_What is required_
All of the lines below are to be transcribed faithfully, with pictures excluded from the copy.

— begin —

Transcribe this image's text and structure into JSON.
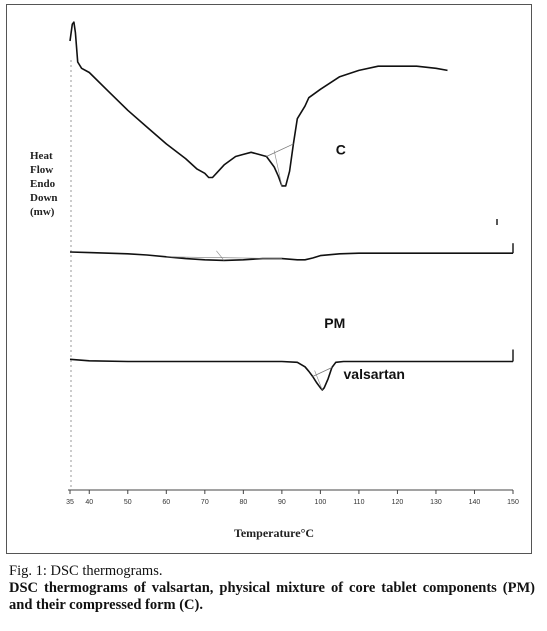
{
  "caption": {
    "title": "Fig. 1: DSC thermograms.",
    "body": "DSC thermograms of valsartan, physical mixture of core tablet components (PM) and their compressed form (C)."
  },
  "chart_data": {
    "type": "line",
    "title": "",
    "xlabel": "Temperature°C",
    "ylabel_lines": [
      "Heat",
      "Flow",
      "Endo",
      "Down",
      "(mw)"
    ],
    "xlim": [
      35,
      150
    ],
    "x_ticks": [
      35,
      40,
      50,
      60,
      70,
      80,
      90,
      100,
      110,
      120,
      130,
      140,
      150
    ],
    "x_tick_labels": [
      "35",
      "40",
      "50",
      "60",
      "70",
      "80",
      "90",
      "100",
      "110",
      "120",
      "130",
      "140",
      "150"
    ],
    "y_ticks": false,
    "grid": false,
    "legend": "none",
    "series": [
      {
        "name": "C",
        "label_at": [
          104,
          "above"
        ],
        "x": [
          35,
          35.6,
          36,
          36.4,
          37,
          38,
          40,
          45,
          50,
          55,
          60,
          65,
          68,
          70,
          71,
          72,
          73,
          75,
          78,
          80,
          82,
          84,
          86,
          88,
          89,
          90,
          91,
          92,
          93,
          94,
          96,
          97,
          100,
          105,
          110,
          115,
          120,
          125,
          130,
          133
        ],
        "y": [
          0.9,
          0.98,
          0.99,
          0.94,
          0.8,
          0.77,
          0.75,
          0.66,
          0.57,
          0.49,
          0.41,
          0.34,
          0.29,
          0.27,
          0.25,
          0.25,
          0.27,
          0.31,
          0.35,
          0.36,
          0.37,
          0.36,
          0.35,
          0.3,
          0.26,
          0.21,
          0.21,
          0.28,
          0.41,
          0.53,
          0.59,
          0.63,
          0.67,
          0.73,
          0.76,
          0.78,
          0.78,
          0.78,
          0.77,
          0.76
        ]
      },
      {
        "name": "PM",
        "label_at": [
          101,
          "below"
        ],
        "x": [
          35,
          40,
          50,
          55,
          60,
          65,
          70,
          75,
          80,
          85,
          90,
          92,
          94,
          96,
          98,
          100,
          105,
          110,
          120,
          130,
          140,
          150
        ],
        "y": [
          0.8,
          0.79,
          0.77,
          0.75,
          0.72,
          0.69,
          0.67,
          0.66,
          0.67,
          0.69,
          0.69,
          0.68,
          0.67,
          0.67,
          0.7,
          0.74,
          0.77,
          0.78,
          0.78,
          0.78,
          0.78,
          0.78
        ]
      },
      {
        "name": "valsartan",
        "label_at": [
          106,
          "right"
        ],
        "x": [
          35,
          40,
          50,
          60,
          70,
          80,
          90,
          94,
          96,
          97,
          98,
          99,
          100,
          100.5,
          101,
          102,
          103,
          104,
          106,
          110,
          120,
          130,
          140,
          150
        ],
        "y": [
          0.81,
          0.79,
          0.78,
          0.78,
          0.78,
          0.78,
          0.78,
          0.77,
          0.71,
          0.65,
          0.58,
          0.5,
          0.43,
          0.4,
          0.43,
          0.55,
          0.7,
          0.77,
          0.78,
          0.78,
          0.78,
          0.78,
          0.78,
          0.78
        ]
      }
    ]
  }
}
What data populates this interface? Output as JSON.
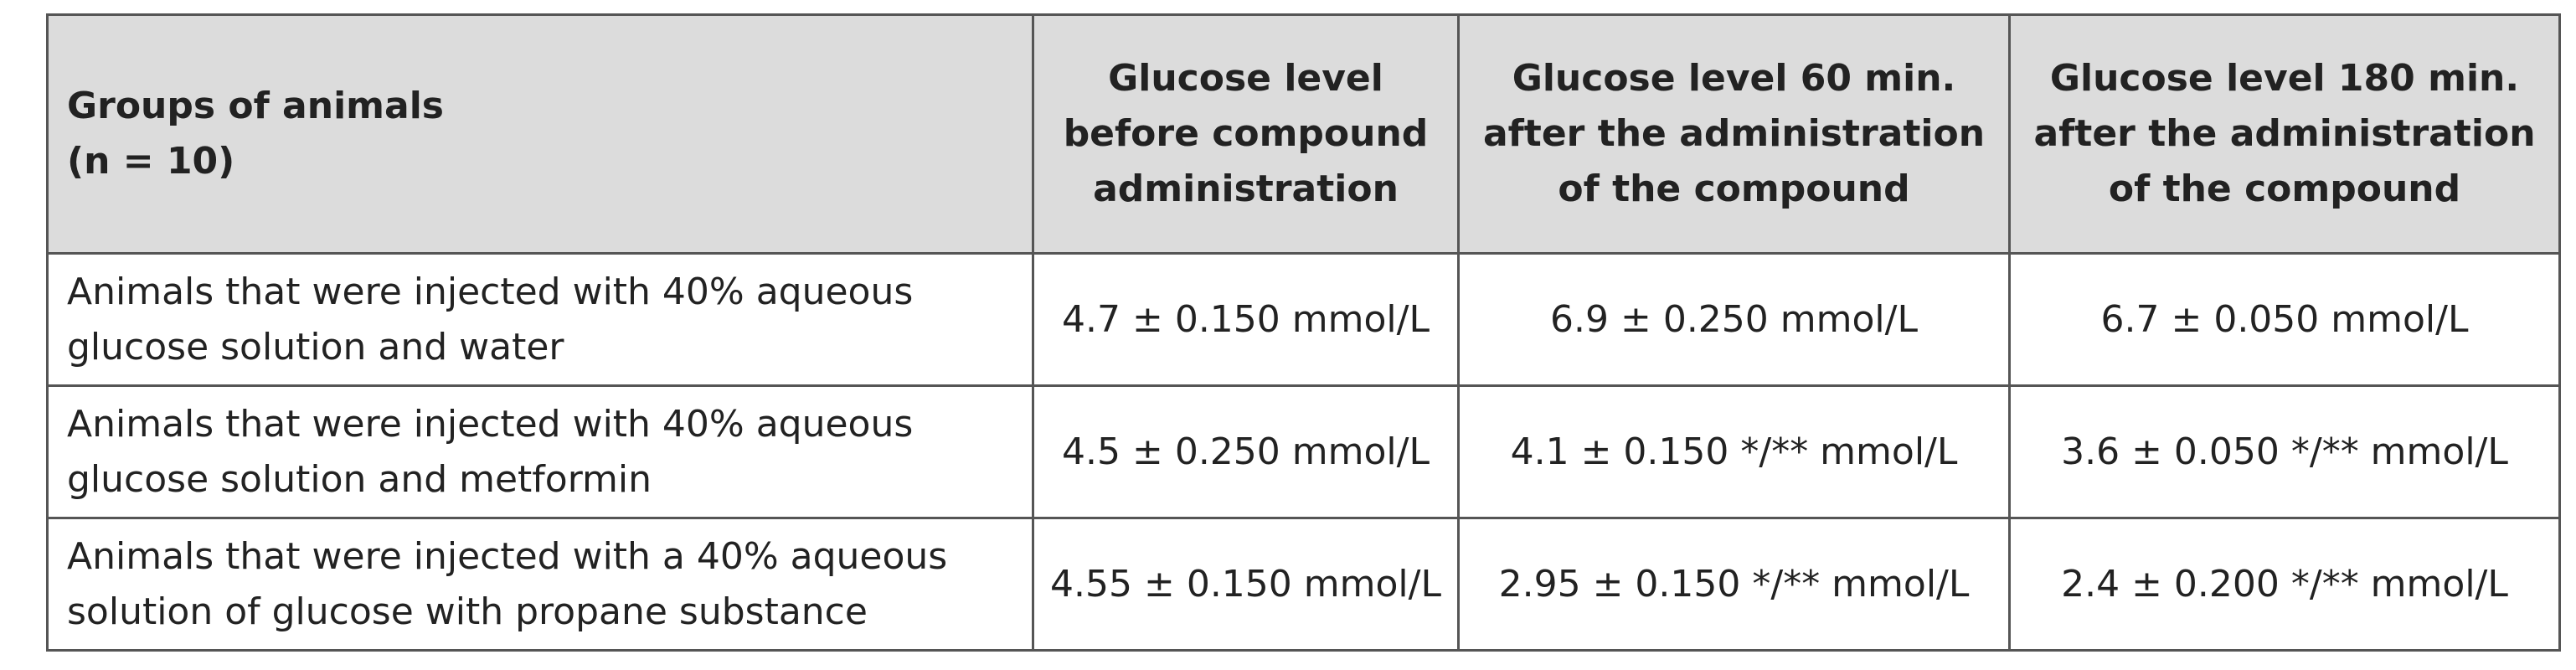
{
  "table": {
    "header": [
      [
        "Groups of animals",
        "(n = 10)"
      ],
      [
        "Glucose level",
        "before compound",
        "administration"
      ],
      [
        "Glucose level 60 min.",
        "after the administration",
        "of the compound"
      ],
      [
        "Glucose level 180 min.",
        "after the administration",
        "of the compound"
      ]
    ],
    "rows": [
      [
        [
          "Animals that were injected with 40% aqueous",
          "glucose solution and water"
        ],
        [
          "4.7 ± 0.150 mmol/L"
        ],
        [
          "6.9 ± 0.250 mmol/L"
        ],
        [
          "6.7 ± 0.050 mmol/L"
        ]
      ],
      [
        [
          "Animals that were injected with 40% aqueous",
          "glucose solution and metformin"
        ],
        [
          "4.5 ± 0.250 mmol/L"
        ],
        [
          "4.1 ± 0.150 */** mmol/L"
        ],
        [
          "3.6 ± 0.050 */** mmol/L"
        ]
      ],
      [
        [
          "Animals that were injected with a 40% aqueous",
          "solution of glucose with propane substance"
        ],
        [
          "4.55 ± 0.150 mmol/L"
        ],
        [
          "2.95 ± 0.150 */** mmol/L"
        ],
        [
          "2.4 ± 0.200 */** mmol/L"
        ]
      ]
    ]
  }
}
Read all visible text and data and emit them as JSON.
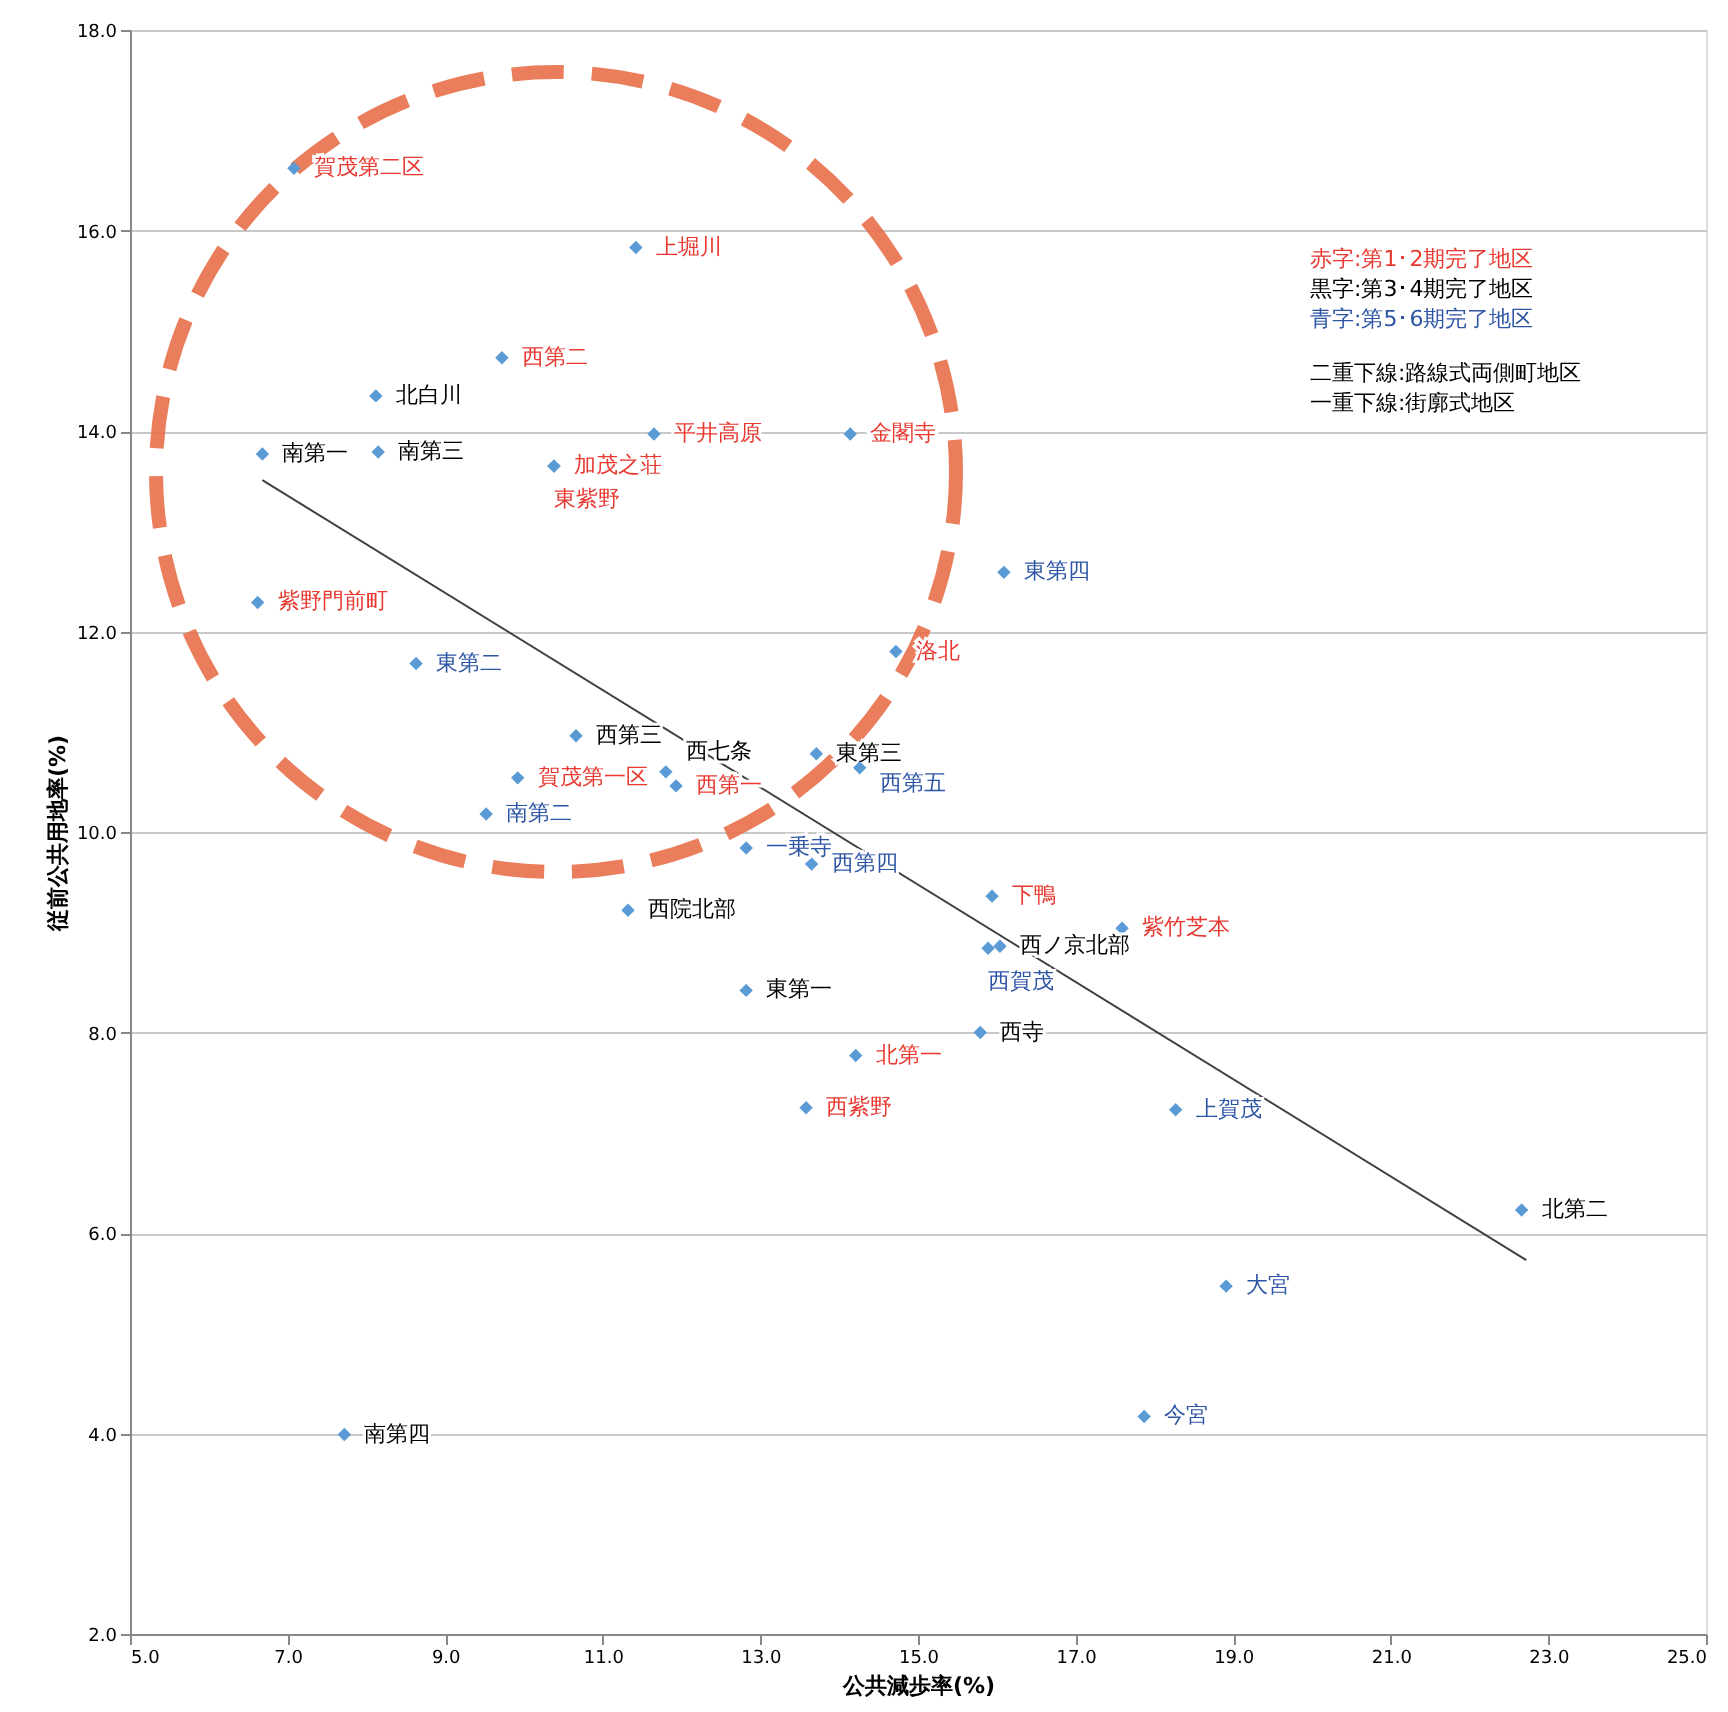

— end —

_Task solution_
Transcribe this image's text and structure into JSON.
{
  "caption": {
    "title": "Fig. 1: DSC thermograms.",
    "body": "DSC thermograms of valsartan, physical mixture of core tablet components (PM) and their compressed form (C)."
  },
  "chart_data": {
    "type": "line",
    "title": "",
    "xlabel": "Temperature°C",
    "ylabel_lines": [
      "Heat",
      "Flow",
      "Endo",
      "Down",
      "(mw)"
    ],
    "xlim": [
      35,
      150
    ],
    "x_ticks": [
      35,
      40,
      50,
      60,
      70,
      80,
      90,
      100,
      110,
      120,
      130,
      140,
      150
    ],
    "x_tick_labels": [
      "35",
      "40",
      "50",
      "60",
      "70",
      "80",
      "90",
      "100",
      "110",
      "120",
      "130",
      "140",
      "150"
    ],
    "y_ticks": false,
    "grid": false,
    "legend": "none",
    "series": [
      {
        "name": "C",
        "label_at": [
          104,
          "above"
        ],
        "x": [
          35,
          35.6,
          36,
          36.4,
          37,
          38,
          40,
          45,
          50,
          55,
          60,
          65,
          68,
          70,
          71,
          72,
          73,
          75,
          78,
          80,
          82,
          84,
          86,
          88,
          89,
          90,
          91,
          92,
          93,
          94,
          96,
          97,
          100,
          105,
          110,
          115,
          120,
          125,
          130,
          133
        ],
        "y": [
          0.9,
          0.98,
          0.99,
          0.94,
          0.8,
          0.77,
          0.75,
          0.66,
          0.57,
          0.49,
          0.41,
          0.34,
          0.29,
          0.27,
          0.25,
          0.25,
          0.27,
          0.31,
          0.35,
          0.36,
          0.37,
          0.36,
          0.35,
          0.3,
          0.26,
          0.21,
          0.21,
          0.28,
          0.41,
          0.53,
          0.59,
          0.63,
          0.67,
          0.73,
          0.76,
          0.78,
          0.78,
          0.78,
          0.77,
          0.76
        ]
      },
      {
        "name": "PM",
        "label_at": [
          101,
          "below"
        ],
        "x": [
          35,
          40,
          50,
          55,
          60,
          65,
          70,
          75,
          80,
          85,
          90,
          92,
          94,
          96,
          98,
          100,
          105,
          110,
          120,
          130,
          140,
          150
        ],
        "y": [
          0.8,
          0.79,
          0.77,
          0.75,
          0.72,
          0.69,
          0.67,
          0.66,
          0.67,
          0.69,
          0.69,
          0.68,
          0.67,
          0.67,
          0.7,
          0.74,
          0.77,
          0.78,
          0.78,
          0.78,
          0.78,
          0.78
        ]
      },
      {
        "name": "valsartan",
        "label_at": [
          106,
          "right"
        ],
        "x": [
          35,
          40,
          50,
          60,
          70,
          80,
          90,
          94,
          96,
          97,
          98,
          99,
          100,
          100.5,
          101,
          102,
          103,
          104,
          106,
          110,
          120,
          130,
          140,
          150
        ],
        "y": [
          0.81,
          0.79,
          0.78,
          0.78,
          0.78,
          0.78,
          0.78,
          0.77,
          0.71,
          0.65,
          0.58,
          0.5,
          0.43,
          0.4,
          0.43,
          0.55,
          0.7,
          0.77,
          0.78,
          0.78,
          0.78,
          0.78,
          0.78,
          0.78
        ]
      }
    ]
  }
}
What data populates this interface? Output as JSON.
{
  "table": {
    "header": [
      [
        "Groups of animals",
        "(n = 10)"
      ],
      [
        "Glucose level",
        "before compound",
        "administration"
      ],
      [
        "Glucose level 60 min.",
        "after the administration",
        "of the compound"
      ],
      [
        "Glucose level 180 min.",
        "after the administration",
        "of the compound"
      ]
    ],
    "rows": [
      [
        [
          "Animals that were injected with 40% aqueous",
          "glucose solution and water"
        ],
        [
          "4.7 ± 0.150 mmol/L"
        ],
        [
          "6.9 ± 0.250 mmol/L"
        ],
        [
          "6.7 ± 0.050 mmol/L"
        ]
      ],
      [
        [
          "Animals that were injected with 40% aqueous",
          "glucose solution and metformin"
        ],
        [
          "4.5 ± 0.250 mmol/L"
        ],
        [
          "4.1 ± 0.150 */** mmol/L"
        ],
        [
          "3.6 ± 0.050 */** mmol/L"
        ]
      ],
      [
        [
          "Animals that were injected with a 40% aqueous",
          "solution of glucose with propane substance"
        ],
        [
          "4.55 ± 0.150 mmol/L"
        ],
        [
          "2.95 ± 0.150 */** mmol/L"
        ],
        [
          "2.4 ± 0.200 */** mmol/L"
        ]
      ]
    ]
  }
}
Read all visible text and data and emit them as JSON.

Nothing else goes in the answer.